Repeat the material in full. Keep every line exactly as it is.

** START OF Stored records **

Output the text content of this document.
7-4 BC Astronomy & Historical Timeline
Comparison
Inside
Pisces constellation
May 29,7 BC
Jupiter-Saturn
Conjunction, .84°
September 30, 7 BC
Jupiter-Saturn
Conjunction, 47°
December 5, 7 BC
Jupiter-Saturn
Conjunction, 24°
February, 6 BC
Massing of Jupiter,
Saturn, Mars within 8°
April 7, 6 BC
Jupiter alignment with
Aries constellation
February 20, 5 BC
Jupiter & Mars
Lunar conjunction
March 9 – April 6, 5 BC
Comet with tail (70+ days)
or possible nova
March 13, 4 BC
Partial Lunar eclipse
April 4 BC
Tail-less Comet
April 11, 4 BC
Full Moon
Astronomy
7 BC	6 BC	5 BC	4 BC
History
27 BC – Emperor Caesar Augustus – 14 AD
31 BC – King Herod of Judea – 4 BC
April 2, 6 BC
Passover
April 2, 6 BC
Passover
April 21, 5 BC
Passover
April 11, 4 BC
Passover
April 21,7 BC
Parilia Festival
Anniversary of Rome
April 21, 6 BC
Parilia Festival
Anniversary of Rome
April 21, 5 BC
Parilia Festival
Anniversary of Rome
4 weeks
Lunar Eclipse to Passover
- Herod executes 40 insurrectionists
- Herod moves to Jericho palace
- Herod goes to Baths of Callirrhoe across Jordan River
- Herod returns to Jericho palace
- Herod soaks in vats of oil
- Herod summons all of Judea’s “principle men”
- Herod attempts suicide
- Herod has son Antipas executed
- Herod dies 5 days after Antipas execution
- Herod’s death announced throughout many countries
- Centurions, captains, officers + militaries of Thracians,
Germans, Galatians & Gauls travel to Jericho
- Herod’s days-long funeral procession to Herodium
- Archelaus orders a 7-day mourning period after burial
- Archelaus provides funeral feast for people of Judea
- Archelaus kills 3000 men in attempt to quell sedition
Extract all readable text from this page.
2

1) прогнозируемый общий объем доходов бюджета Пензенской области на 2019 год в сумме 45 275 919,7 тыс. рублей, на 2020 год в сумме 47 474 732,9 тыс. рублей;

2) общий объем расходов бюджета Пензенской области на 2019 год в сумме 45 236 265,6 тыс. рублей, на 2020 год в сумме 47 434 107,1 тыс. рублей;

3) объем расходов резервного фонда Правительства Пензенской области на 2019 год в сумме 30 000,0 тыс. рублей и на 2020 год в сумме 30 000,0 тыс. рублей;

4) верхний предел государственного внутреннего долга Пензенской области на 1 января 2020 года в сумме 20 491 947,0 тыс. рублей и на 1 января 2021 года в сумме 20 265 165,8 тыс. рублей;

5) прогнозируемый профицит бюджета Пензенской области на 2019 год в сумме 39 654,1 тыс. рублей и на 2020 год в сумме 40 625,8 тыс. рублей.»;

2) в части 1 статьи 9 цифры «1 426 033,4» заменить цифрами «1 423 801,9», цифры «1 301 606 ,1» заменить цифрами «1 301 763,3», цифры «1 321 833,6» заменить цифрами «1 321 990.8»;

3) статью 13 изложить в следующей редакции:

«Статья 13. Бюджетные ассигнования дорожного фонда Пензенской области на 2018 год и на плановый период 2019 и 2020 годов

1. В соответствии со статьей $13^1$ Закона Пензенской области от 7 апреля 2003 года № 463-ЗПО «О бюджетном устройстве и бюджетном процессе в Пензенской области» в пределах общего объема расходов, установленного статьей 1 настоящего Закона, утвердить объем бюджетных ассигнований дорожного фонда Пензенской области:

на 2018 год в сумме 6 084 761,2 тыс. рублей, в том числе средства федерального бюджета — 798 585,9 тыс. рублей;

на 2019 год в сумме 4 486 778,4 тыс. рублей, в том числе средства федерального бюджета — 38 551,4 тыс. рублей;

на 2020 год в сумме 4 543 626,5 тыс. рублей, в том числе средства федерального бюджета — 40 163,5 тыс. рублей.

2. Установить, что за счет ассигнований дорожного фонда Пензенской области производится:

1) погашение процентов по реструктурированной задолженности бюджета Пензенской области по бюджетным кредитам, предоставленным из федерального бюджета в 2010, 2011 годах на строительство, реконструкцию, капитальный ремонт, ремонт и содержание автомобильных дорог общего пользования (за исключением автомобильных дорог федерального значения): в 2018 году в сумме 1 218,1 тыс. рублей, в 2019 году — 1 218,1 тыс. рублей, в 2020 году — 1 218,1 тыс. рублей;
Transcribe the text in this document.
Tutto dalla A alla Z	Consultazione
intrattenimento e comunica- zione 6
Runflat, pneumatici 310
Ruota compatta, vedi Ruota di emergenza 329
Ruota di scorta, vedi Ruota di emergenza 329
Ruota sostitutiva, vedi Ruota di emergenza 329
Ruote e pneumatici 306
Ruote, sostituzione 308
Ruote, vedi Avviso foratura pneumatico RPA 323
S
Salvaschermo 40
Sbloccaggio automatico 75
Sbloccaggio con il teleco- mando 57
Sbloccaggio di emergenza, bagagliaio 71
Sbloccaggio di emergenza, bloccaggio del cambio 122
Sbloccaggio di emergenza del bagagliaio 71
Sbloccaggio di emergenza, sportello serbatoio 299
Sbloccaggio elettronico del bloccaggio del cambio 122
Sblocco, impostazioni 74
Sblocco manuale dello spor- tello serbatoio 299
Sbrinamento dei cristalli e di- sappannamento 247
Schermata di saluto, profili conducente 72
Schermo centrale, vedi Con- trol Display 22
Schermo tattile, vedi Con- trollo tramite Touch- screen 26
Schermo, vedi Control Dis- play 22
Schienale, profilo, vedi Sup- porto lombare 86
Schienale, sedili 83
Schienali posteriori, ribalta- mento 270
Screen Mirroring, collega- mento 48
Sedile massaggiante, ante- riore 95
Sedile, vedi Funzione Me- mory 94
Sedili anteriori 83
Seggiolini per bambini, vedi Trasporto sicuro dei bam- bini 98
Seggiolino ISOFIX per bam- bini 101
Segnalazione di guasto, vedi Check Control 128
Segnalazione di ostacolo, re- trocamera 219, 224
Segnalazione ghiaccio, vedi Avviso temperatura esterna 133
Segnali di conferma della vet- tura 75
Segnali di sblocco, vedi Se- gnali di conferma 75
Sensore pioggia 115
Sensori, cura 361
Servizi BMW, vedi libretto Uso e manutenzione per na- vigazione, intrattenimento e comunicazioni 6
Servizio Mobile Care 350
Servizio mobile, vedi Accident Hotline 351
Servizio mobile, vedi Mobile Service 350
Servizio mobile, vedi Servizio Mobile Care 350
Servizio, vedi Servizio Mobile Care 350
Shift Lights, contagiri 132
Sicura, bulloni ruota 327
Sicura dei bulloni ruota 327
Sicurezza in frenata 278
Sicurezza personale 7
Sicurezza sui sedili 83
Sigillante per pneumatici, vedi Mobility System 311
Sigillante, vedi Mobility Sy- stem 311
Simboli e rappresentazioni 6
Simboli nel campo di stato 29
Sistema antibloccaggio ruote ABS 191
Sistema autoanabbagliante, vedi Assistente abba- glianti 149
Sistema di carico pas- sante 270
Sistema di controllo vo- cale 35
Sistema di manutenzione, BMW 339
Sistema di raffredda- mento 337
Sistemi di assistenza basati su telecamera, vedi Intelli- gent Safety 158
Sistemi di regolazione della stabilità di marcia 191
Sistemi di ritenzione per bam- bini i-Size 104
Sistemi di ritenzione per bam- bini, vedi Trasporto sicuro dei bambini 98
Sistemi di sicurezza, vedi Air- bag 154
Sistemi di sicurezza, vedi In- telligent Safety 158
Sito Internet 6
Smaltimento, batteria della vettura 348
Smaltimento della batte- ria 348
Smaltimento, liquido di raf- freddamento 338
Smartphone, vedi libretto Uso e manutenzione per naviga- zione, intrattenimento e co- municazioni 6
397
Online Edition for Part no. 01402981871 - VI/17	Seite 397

** END OF Stored records **

**Final result**
Output the text content of this document.
7-4 BC Astronomy & Historical Timeline
Comparison
Inside
Pisces constellation
May 29,7 BC
Jupiter-Saturn
Conjunction, .84°
September 30, 7 BC
Jupiter-Saturn
Conjunction, 47°
December 5, 7 BC
Jupiter-Saturn
Conjunction, 24°
February, 6 BC
Massing of Jupiter,
Saturn, Mars within 8°
April 7, 6 BC
Jupiter alignment with
Aries constellation
February 20, 5 BC
Jupiter & Mars
Lunar conjunction
March 9 – April 6, 5 BC
Comet with tail (70+ days)
or possible nova
March 13, 4 BC
Partial Lunar eclipse
April 4 BC
Tail-less Comet
April 11, 4 BC
Full Moon
Astronomy
7 BC	6 BC	5 BC	4 BC
History
27 BC – Emperor Caesar Augustus – 14 AD
31 BC – King Herod of Judea – 4 BC
April 2, 6 BC
Passover
April 2, 6 BC
Passover
April 21, 5 BC
Passover
April 11, 4 BC
Passover
April 21,7 BC
Parilia Festival
Anniversary of Rome
April 21, 6 BC
Parilia Festival
Anniversary of Rome
April 21, 5 BC
Parilia Festival
Anniversary of Rome
4 weeks
Lunar Eclipse to Passover
- Herod executes 40 insurrectionists
- Herod moves to Jericho palace
- Herod goes to Baths of Callirrhoe across Jordan River
- Herod returns to Jericho palace
- Herod soaks in vats of oil
- Herod summons all of Judea’s “principle men”
- Herod attempts suicide
- Herod has son Antipas executed
- Herod dies 5 days after Antipas execution
- Herod’s death announced throughout many countries
- Centurions, captains, officers + militaries of Thracians,
Germans, Galatians & Gauls travel to Jericho
- Herod’s days-long funeral procession to Herodium
- Archelaus orders a 7-day mourning period after burial
- Archelaus provides funeral feast for people of Judea
- Archelaus kills 3000 men in attempt to quell sedition
Extract all readable text from this page.
2

1) прогнозируемый общий объем доходов бюджета Пензенской области на 2019 год в сумме 45 275 919,7 тыс. рублей, на 2020 год в сумме 47 474 732,9 тыс. рублей;

2) общий объем расходов бюджета Пензенской области на 2019 год в сумме 45 236 265,6 тыс. рублей, на 2020 год в сумме 47 434 107,1 тыс. рублей;

3) объем расходов резервного фонда Правительства Пензенской области на 2019 год в сумме 30 000,0 тыс. рублей и на 2020 год в сумме 30 000,0 тыс. рублей;

4) верхний предел государственного внутреннего долга Пензенской области на 1 января 2020 года в сумме 20 491 947,0 тыс. рублей и на 1 января 2021 года в сумме 20 265 165,8 тыс. рублей;

5) прогнозируемый профицит бюджета Пензенской области на 2019 год в сумме 39 654,1 тыс. рублей и на 2020 год в сумме 40 625,8 тыс. рублей.»;

2) в части 1 статьи 9 цифры «1 426 033,4» заменить цифрами «1 423 801,9», цифры «1 301 606 ,1» заменить цифрами «1 301 763,3», цифры «1 321 833,6» заменить цифрами «1 321 990.8»;

3) статью 13 изложить в следующей редакции:

«Статья 13. Бюджетные ассигнования дорожного фонда Пензенской области на 2018 год и на плановый период 2019 и 2020 годов

1. В соответствии со статьей $13^1$ Закона Пензенской области от 7 апреля 2003 года № 463-ЗПО «О бюджетном устройстве и бюджетном процессе в Пензенской области» в пределах общего объема расходов, установленного статьей 1 настоящего Закона, утвердить объем бюджетных ассигнований дорожного фонда Пензенской области:

на 2018 год в сумме 6 084 761,2 тыс. рублей, в том числе средства федерального бюджета — 798 585,9 тыс. рублей;

на 2019 год в сумме 4 486 778,4 тыс. рублей, в том числе средства федерального бюджета — 38 551,4 тыс. рублей;

на 2020 год в сумме 4 543 626,5 тыс. рублей, в том числе средства федерального бюджета — 40 163,5 тыс. рублей.

2. Установить, что за счет ассигнований дорожного фонда Пензенской области производится:

1) погашение процентов по реструктурированной задолженности бюджета Пензенской области по бюджетным кредитам, предоставленным из федерального бюджета в 2010, 2011 годах на строительство, реконструкцию, капитальный ремонт, ремонт и содержание автомобильных дорог общего пользования (за исключением автомобильных дорог федерального значения): в 2018 году в сумме 1 218,1 тыс. рублей, в 2019 году — 1 218,1 тыс. рублей, в 2020 году — 1 218,1 тыс. рублей;
Transcribe the text in this document.
Tutto dalla A alla Z	Consultazione
intrattenimento e comunica- zione 6
Runflat, pneumatici 310
Ruota compatta, vedi Ruota di emergenza 329
Ruota di scorta, vedi Ruota di emergenza 329
Ruota sostitutiva, vedi Ruota di emergenza 329
Ruote e pneumatici 306
Ruote, sostituzione 308
Ruote, vedi Avviso foratura pneumatico RPA 323
S
Salvaschermo 40
Sbloccaggio automatico 75
Sbloccaggio con il teleco- mando 57
Sbloccaggio di emergenza, bagagliaio 71
Sbloccaggio di emergenza, bloccaggio del cambio 122
Sbloccaggio di emergenza del bagagliaio 71
Sbloccaggio di emergenza, sportello serbatoio 299
Sbloccaggio elettronico del bloccaggio del cambio 122
Sblocco, impostazioni 74
Sblocco manuale dello spor- tello serbatoio 299
Sbrinamento dei cristalli e di- sappannamento 247
Schermata di saluto, profili conducente 72
Schermo centrale, vedi Con- trol Display 22
Schermo tattile, vedi Con- trollo tramite Touch- screen 26
Schermo, vedi Control Dis- play 22
Schienale, profilo, vedi Sup- porto lombare 86
Schienale, sedili 83
Schienali posteriori, ribalta- mento 270
Screen Mirroring, collega- mento 48
Sedile massaggiante, ante- riore 95
Sedile, vedi Funzione Me- mory 94
Sedili anteriori 83
Seggiolini per bambini, vedi Trasporto sicuro dei bam- bini 98
Seggiolino ISOFIX per bam- bini 101
Segnalazione di guasto, vedi Check Control 128
Segnalazione di ostacolo, re- trocamera 219, 224
Segnalazione ghiaccio, vedi Avviso temperatura esterna 133
Segnali di conferma della vet- tura 75
Segnali di sblocco, vedi Se- gnali di conferma 75
Sensore pioggia 115
Sensori, cura 361
Servizi BMW, vedi libretto Uso e manutenzione per na- vigazione, intrattenimento e comunicazioni 6
Servizio Mobile Care 350
Servizio mobile, vedi Accident Hotline 351
Servizio mobile, vedi Mobile Service 350
Servizio mobile, vedi Servizio Mobile Care 350
Servizio, vedi Servizio Mobile Care 350
Shift Lights, contagiri 132
Sicura, bulloni ruota 327
Sicura dei bulloni ruota 327
Sicurezza in frenata 278
Sicurezza personale 7
Sicurezza sui sedili 83
Sigillante per pneumatici, vedi Mobility System 311
Sigillante, vedi Mobility Sy- stem 311
Simboli e rappresentazioni 6
Simboli nel campo di stato 29
Sistema antibloccaggio ruote ABS 191
Sistema autoanabbagliante, vedi Assistente abba- glianti 149
Sistema di carico pas- sante 270
Sistema di controllo vo- cale 35
Sistema di manutenzione, BMW 339
Sistema di raffredda- mento 337
Sistemi di assistenza basati su telecamera, vedi Intelli- gent Safety 158
Sistemi di regolazione della stabilità di marcia 191
Sistemi di ritenzione per bam- bini i-Size 104
Sistemi di ritenzione per bam- bini, vedi Trasporto sicuro dei bambini 98
Sistemi di sicurezza, vedi Air- bag 154
Sistemi di sicurezza, vedi In- telligent Safety 158
Sito Internet 6
Smaltimento, batteria della vettura 348
Smaltimento della batte- ria 348
Smaltimento, liquido di raf- freddamento 338
Smartphone, vedi libretto Uso e manutenzione per naviga- zione, intrattenimento e co- municazioni 6
397
Online Edition for Part no. 01402981871 - VI/17	Seite 397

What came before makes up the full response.